* [What the task requires]: In the data below, find every line that has the string "icon", and copy it.
Begin Material provided
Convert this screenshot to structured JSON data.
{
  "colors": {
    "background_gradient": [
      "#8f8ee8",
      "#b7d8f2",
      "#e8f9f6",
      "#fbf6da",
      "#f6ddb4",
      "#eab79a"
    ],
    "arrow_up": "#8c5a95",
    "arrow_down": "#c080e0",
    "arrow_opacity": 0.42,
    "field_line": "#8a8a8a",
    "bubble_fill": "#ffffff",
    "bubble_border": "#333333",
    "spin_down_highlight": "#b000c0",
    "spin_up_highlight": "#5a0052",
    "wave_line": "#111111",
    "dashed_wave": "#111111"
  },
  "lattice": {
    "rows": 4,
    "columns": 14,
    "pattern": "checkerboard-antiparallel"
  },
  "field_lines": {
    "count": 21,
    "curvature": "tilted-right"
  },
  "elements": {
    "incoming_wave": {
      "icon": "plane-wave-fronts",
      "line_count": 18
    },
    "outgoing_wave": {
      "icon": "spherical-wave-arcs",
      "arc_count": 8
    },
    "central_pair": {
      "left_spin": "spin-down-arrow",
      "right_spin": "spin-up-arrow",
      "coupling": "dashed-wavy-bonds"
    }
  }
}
End Material provided
* [Finished task]:
      "icon": "plane-wave-fronts",
      "icon": "spherical-wave-arcs",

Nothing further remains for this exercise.